→ Objective
Once the pictures are set aside, transcribe the remaining data exactly.

→ Entries
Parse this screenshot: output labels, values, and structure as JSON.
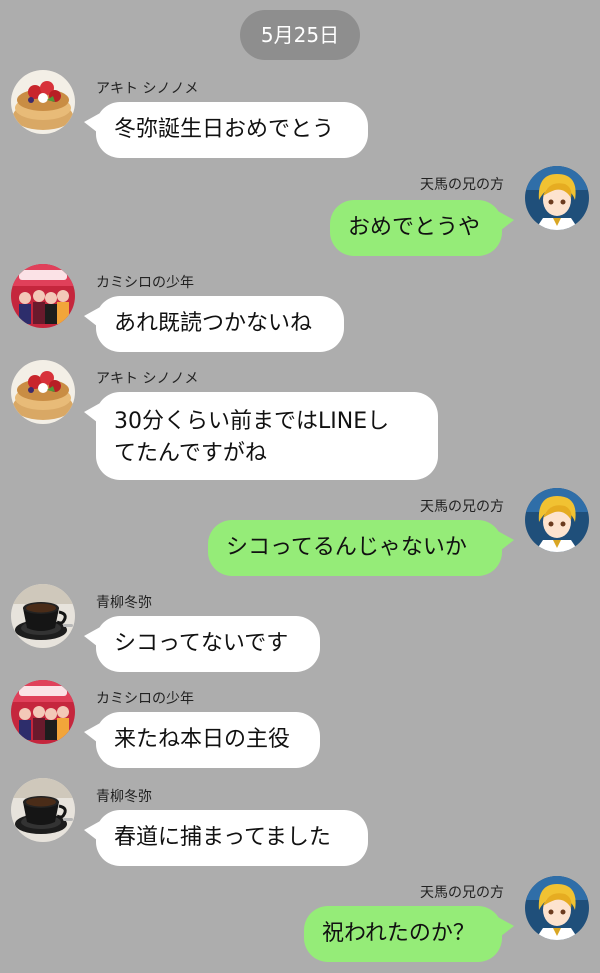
{
  "chat": {
    "date": "5月25日",
    "messages": [
      {
        "sender": "アキト シノノメ",
        "text": "冬弥誕生日おめでとう",
        "side": "left",
        "avatar": "pancake-avatar-icon"
      },
      {
        "sender": "天馬の兄の方",
        "text": "おめでとうや",
        "side": "right",
        "avatar": "blonde-character-avatar-icon"
      },
      {
        "sender": "カミシロの少年",
        "text": "あれ既読つかないね",
        "side": "left",
        "avatar": "group-photo-avatar-icon"
      },
      {
        "sender": "アキト シノノメ",
        "text": "30分くらい前まではLINEしてたんですがね",
        "line1": "30分くらい前まではLINEし",
        "line2": "てたんですがね",
        "side": "left",
        "avatar": "pancake-avatar-icon"
      },
      {
        "sender": "天馬の兄の方",
        "text": "シコってるんじゃないか",
        "side": "right",
        "avatar": "blonde-character-avatar-icon"
      },
      {
        "sender": "青柳冬弥",
        "text": "シコってないです",
        "side": "left",
        "avatar": "coffee-cup-avatar-icon"
      },
      {
        "sender": "カミシロの少年",
        "text": "来たね本日の主役",
        "side": "left",
        "avatar": "group-photo-avatar-icon"
      },
      {
        "sender": "青柳冬弥",
        "text": "春道に捕まってました",
        "side": "left",
        "avatar": "coffee-cup-avatar-icon"
      },
      {
        "sender": "天馬の兄の方",
        "text": "祝われたのか？",
        "side": "right",
        "avatar": "blonde-character-avatar-icon"
      }
    ]
  },
  "colors": {
    "background": "#adadad",
    "bubble_in": "#ffffff",
    "bubble_out": "#95ec78",
    "date_pill": "#8e8e8e"
  }
}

→ Expected answer
Parse this screenshot: output labels, values, and structure as JSON.
{
  "chat": {
    "date": "5月25日",
    "messages": [
      {
        "sender": "アキト シノノメ",
        "text": "冬弥誕生日おめでとう",
        "side": "left",
        "avatar": "pancake-avatar-icon"
      },
      {
        "sender": "天馬の兄の方",
        "text": "おめでとうや",
        "side": "right",
        "avatar": "blonde-character-avatar-icon"
      },
      {
        "sender": "カミシロの少年",
        "text": "あれ既読つかないね",
        "side": "left",
        "avatar": "group-photo-avatar-icon"
      },
      {
        "sender": "アキト シノノメ",
        "text": "30分くらい前まではLINEしてたんですがね",
        "line1": "30分くらい前まではLINEし",
        "line2": "てたんですがね",
        "side": "left",
        "avatar": "pancake-avatar-icon"
      },
      {
        "sender": "天馬の兄の方",
        "text": "シコってるんじゃないか",
        "side": "right",
        "avatar": "blonde-character-avatar-icon"
      },
      {
        "sender": "青柳冬弥",
        "text": "シコってないです",
        "side": "left",
        "avatar": "coffee-cup-avatar-icon"
      },
      {
        "sender": "カミシロの少年",
        "text": "来たね本日の主役",
        "side": "left",
        "avatar": "group-photo-avatar-icon"
      },
      {
        "sender": "青柳冬弥",
        "text": "春道に捕まってました",
        "side": "left",
        "avatar": "coffee-cup-avatar-icon"
      },
      {
        "sender": "天馬の兄の方",
        "text": "祝われたのか？",
        "side": "right",
        "avatar": "blonde-character-avatar-icon"
      }
    ]
  },
  "colors": {
    "background": "#adadad",
    "bubble_in": "#ffffff",
    "bubble_out": "#95ec78",
    "date_pill": "#8e8e8e"
  }
}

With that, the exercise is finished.